#### YOUR TASKS:
- 1) Condense the paragraph of the Linux performance guide that begins "When a production system is slow" into a shorter version that keeps its main facts.
- 2) Decide whether each statement agrees with the Linux performance guide. Answer yes or no for each and quote the deciding words.
(a) A process shown in state D is usually waiting on I/O.
(b) On a 4-core system, a load average of 8.0 means the system is fully utilized.
(c) In the output of free -h, the "free" column is the one that matters.

[Opening EXTRACT section]

When a production system is slow or unresponsive, you need to quickly identify the bottleneck: is it CPU, memory, disk I/O, network, or the application itself? Linux provides powerful performance tools for each resource. Knowing these tools is essential for SRE interviews, on-call troubleshooting, and any backend engineering role. This guide covers the tools every engineer should know, organized by the resource they diagnose.
CPU Analysis
top/htop: the first tool to run. Shows real-time CPU usage per process. Key columns: %CPU (CPU utilization), %MEM (memory), and state (S=sleeping, R=running, D=uninterruptible sleep — usually I/O wait). If one process is at 100% CPU, it is the likely bottleneck. If many processes are at high CPU, the system is overloaded. htop adds color coding, tree view (see parent-child process relationships), and per-core CPU utilization. Load average: shown in top/uptime. Three numbers: 1-minute, 5-minute, 15-minute averages. Load = number of processes in running + uninterruptible sleep states. On a 4-core system: load 4.0 = fully utilized, load 8.0 = overloaded (processes queuing). perf: the most powerful CPU profiler on Linux. perf top: real-time function-level CPU profiling (which functions consume the most CPU cycles). perf record + perf report: record a CPU profile over a period and analyze. perf stat: high-level CPU statistics (instructions per cycle, cache misses, branch mispredictions). Use perf when top shows high CPU but you need to know which function or code path is responsible.
Memory Analysis
free -h: shows total, used, free, buffer/cache, and available memory. The “available” column is what matters — it is the memory available for new allocations (free + reclaimable cache). If “available” is near zero, the system is under memory pressure and may start swapping. vmstat 1: reports memory, swap, I/O, and CPU statistics every 1 second. Key columns: si/so (swap in/out — non-zero means swapping, which kills performance), free (free memory), and cache (filesystem cache). If si/so are consistently non-zero, the system needs more RAM or a memory leak is consuming it. /proc/meminfo: detailed memory breakdown. Check: MemAvailable (usable memory), Buffers (filesystem metadata cache), Cached (file content cache), and SwapFree. OOM killer: when Linux runs out of memory, the OOM killer selects and kills a process. Check dmesg for “Out of memory: Kill process”. The killed process is chosen by an oom_score based on memory usage. For critical processes, set oom_score_adj = -1000 to prevent killing (but fix the actual memory issue). Memory leak detection: monitor RSS (Resident Set Size) of your process over time. If it grows monotonically, there is a leak. Use valgrind (C/C++), heap profiler (Java jmap), or tracemalloc (Python) to identify the leaking allocation.

[Closing EXTRACT section]
[Opening SUPPLIED MATERIAL section]

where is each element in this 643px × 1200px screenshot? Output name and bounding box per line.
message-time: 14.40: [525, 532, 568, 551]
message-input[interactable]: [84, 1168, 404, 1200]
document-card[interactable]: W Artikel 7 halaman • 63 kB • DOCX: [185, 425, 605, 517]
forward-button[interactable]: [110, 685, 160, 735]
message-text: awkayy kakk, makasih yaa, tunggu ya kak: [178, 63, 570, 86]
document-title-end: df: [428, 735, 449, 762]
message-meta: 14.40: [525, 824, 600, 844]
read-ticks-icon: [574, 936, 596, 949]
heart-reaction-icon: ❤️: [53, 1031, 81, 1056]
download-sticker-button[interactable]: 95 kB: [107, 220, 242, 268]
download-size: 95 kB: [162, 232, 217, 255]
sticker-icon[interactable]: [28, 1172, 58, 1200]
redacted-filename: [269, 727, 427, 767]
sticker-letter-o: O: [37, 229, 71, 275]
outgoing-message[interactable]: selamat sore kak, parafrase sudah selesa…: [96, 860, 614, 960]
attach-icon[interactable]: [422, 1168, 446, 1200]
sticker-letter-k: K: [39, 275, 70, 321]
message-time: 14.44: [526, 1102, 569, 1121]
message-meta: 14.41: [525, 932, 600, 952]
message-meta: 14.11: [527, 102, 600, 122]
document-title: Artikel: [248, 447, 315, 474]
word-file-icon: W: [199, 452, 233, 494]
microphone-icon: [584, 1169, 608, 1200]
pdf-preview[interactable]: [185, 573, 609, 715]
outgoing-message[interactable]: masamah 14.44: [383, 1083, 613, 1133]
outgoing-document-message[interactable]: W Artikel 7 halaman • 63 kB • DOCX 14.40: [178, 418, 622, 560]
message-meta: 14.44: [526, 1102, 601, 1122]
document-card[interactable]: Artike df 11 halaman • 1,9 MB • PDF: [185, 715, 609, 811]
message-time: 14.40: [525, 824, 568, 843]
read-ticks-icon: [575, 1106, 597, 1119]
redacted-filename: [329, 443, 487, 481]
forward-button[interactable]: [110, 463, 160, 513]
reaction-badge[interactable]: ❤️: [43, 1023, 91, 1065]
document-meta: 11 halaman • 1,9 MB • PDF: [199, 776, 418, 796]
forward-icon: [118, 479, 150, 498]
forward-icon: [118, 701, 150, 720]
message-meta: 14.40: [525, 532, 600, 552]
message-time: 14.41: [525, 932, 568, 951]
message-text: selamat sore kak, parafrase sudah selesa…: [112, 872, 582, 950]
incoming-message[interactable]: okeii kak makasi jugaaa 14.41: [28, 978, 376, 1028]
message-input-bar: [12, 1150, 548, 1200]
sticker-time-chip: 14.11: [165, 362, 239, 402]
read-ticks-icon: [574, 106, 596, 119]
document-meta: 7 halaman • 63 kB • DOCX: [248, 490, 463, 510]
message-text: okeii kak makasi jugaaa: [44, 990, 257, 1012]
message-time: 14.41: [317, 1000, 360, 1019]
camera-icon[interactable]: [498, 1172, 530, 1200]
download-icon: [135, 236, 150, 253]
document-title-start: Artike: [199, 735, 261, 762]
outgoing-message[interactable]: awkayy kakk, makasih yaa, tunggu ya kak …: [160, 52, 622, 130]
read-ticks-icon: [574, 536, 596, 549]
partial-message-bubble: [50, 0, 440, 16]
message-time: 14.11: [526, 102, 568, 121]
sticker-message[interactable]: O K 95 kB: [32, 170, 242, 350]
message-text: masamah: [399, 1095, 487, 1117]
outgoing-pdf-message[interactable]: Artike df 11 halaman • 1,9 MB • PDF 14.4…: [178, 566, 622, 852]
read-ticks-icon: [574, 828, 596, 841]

[Closing SUPPLIED MATERIAL section]

#### SOLUTIONS PER TASK:
- 1) When a production system is slow or unresponsive, the bottleneck must be found fast: CPU, memory, disk I/O, network, or the application itself. Linux offers performance tools for each resource, and knowing them is essential for SRE interviews, on-call troubleshooting, and backend engineering roles. The guide covers these tools, organized by the resource they diagnose.

- 2)
(a) Yes: "D=uninterruptible sleep — usually I/O wait"
(b) No: "load 4.0 = fully utilized, load 8.0 = overloaded (processes queuing)"
(c) No: "The “available” column is what matters"